■ Written problem
Where the word "image" occurs in a line, return that line.

— begin —

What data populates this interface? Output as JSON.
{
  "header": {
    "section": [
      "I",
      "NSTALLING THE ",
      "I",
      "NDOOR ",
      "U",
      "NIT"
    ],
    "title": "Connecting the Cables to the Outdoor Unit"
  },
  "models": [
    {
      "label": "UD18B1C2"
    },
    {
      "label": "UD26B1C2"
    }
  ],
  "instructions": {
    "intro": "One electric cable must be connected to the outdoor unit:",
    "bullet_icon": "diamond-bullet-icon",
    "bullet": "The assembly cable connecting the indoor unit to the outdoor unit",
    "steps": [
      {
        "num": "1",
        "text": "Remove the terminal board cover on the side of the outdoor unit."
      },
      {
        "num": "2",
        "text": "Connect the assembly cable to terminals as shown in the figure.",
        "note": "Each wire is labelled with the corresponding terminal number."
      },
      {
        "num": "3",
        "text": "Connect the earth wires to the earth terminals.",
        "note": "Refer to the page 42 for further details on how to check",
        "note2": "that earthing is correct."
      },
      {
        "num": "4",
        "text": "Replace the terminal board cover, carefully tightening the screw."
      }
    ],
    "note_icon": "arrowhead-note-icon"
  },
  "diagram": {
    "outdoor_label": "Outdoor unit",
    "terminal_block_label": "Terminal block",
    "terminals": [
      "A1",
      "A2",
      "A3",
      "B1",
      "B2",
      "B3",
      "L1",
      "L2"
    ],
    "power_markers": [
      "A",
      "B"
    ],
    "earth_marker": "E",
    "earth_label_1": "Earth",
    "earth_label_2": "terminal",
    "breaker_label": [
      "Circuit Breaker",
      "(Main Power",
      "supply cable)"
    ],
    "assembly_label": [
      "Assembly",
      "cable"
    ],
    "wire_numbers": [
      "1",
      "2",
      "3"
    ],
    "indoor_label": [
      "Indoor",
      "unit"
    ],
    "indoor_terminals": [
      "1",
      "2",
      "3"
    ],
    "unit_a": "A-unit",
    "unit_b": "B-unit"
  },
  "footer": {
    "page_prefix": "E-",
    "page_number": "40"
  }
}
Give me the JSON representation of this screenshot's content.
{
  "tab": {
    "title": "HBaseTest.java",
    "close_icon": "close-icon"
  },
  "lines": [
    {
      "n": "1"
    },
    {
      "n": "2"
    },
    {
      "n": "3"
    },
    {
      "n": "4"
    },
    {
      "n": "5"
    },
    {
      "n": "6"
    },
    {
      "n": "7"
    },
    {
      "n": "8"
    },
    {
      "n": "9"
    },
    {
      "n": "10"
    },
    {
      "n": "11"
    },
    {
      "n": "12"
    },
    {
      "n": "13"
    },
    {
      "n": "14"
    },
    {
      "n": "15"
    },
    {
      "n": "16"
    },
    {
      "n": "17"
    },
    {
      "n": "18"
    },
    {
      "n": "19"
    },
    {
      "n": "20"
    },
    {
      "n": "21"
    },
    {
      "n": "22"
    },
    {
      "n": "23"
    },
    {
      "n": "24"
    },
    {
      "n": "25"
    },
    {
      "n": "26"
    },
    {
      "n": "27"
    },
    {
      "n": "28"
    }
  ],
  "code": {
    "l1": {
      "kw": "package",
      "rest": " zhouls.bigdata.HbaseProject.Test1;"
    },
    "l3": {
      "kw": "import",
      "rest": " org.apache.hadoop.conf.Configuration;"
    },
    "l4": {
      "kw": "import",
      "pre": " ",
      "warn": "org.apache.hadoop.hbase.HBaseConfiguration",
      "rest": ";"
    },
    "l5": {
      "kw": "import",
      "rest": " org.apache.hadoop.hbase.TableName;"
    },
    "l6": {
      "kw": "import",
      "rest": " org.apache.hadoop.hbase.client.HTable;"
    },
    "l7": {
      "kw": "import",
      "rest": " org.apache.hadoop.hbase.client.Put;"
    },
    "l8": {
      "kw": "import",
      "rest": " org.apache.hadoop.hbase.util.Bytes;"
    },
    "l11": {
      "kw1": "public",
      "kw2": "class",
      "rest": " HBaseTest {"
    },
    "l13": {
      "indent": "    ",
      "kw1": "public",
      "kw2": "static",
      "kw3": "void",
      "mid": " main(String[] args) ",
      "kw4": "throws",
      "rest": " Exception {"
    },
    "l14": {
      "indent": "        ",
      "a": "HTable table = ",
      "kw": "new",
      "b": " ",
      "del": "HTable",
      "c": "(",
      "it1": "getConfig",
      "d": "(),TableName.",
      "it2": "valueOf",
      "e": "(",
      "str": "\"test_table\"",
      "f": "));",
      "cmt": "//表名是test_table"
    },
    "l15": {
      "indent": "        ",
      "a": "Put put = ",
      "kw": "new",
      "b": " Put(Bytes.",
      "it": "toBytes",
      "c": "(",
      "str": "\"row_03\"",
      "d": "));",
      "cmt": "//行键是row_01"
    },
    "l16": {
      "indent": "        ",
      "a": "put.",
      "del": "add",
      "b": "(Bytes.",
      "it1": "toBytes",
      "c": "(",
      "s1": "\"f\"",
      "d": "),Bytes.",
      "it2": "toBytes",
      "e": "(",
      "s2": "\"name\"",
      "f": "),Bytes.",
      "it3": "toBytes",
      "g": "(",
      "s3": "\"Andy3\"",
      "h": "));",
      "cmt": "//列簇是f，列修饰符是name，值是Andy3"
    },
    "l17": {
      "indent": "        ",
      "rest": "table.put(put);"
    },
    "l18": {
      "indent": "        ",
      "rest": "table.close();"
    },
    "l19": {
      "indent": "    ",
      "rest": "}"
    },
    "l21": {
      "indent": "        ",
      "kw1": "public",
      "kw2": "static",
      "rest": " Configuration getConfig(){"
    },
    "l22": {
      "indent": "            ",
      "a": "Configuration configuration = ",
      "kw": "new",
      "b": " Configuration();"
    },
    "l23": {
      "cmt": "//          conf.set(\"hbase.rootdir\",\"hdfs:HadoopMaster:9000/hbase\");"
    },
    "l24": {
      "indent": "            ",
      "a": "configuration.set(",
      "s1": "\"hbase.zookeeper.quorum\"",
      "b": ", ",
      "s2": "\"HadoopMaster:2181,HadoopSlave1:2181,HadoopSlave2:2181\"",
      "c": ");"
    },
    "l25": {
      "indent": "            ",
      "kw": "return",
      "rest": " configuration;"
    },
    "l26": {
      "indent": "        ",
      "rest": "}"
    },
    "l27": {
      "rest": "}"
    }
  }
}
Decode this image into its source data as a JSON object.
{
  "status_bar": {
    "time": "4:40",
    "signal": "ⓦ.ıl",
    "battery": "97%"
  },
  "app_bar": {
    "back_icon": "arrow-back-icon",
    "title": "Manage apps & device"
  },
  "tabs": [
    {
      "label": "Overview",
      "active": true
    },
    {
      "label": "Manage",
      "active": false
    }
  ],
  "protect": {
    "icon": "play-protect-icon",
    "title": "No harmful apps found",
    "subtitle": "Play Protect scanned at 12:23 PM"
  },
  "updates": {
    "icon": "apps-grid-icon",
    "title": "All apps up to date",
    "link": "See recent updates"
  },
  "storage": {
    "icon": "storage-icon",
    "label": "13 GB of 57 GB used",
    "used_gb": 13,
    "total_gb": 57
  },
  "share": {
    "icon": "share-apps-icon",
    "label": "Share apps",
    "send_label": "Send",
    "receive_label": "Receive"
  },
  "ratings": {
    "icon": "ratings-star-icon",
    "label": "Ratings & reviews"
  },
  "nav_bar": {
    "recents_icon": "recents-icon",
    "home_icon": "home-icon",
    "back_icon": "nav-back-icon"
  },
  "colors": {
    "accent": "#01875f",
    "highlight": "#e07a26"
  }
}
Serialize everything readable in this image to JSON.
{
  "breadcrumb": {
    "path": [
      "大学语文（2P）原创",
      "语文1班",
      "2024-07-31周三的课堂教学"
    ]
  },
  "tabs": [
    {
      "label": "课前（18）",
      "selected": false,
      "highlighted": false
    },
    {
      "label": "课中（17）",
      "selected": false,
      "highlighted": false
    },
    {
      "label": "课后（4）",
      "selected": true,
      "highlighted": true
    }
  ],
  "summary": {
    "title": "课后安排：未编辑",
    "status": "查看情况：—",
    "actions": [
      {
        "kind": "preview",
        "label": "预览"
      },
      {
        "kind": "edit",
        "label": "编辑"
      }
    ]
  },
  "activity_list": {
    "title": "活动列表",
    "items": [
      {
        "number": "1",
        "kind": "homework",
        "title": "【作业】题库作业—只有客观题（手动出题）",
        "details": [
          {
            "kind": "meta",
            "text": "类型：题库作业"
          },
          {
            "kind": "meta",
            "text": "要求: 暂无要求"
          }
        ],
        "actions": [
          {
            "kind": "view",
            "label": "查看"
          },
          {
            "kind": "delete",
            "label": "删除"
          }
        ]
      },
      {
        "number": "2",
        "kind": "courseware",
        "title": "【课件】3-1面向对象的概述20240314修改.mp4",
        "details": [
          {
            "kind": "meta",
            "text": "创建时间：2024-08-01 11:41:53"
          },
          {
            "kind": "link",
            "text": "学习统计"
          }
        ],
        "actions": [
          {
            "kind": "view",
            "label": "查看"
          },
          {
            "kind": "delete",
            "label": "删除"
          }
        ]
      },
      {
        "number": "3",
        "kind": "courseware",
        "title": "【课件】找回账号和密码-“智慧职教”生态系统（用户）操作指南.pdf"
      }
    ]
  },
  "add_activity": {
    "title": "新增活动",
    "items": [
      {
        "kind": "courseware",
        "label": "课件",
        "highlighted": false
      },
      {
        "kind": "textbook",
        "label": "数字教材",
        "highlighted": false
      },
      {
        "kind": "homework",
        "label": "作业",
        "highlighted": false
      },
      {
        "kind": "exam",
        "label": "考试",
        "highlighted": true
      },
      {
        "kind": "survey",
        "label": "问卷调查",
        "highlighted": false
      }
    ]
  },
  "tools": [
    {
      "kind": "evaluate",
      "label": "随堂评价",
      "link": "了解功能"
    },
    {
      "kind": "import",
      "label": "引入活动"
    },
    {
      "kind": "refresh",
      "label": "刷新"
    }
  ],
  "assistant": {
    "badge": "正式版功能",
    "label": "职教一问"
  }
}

— end —

■ Solution to this problem
Decode this image into its source data as a JSON object.
Serialize everything readable in this image to JSON.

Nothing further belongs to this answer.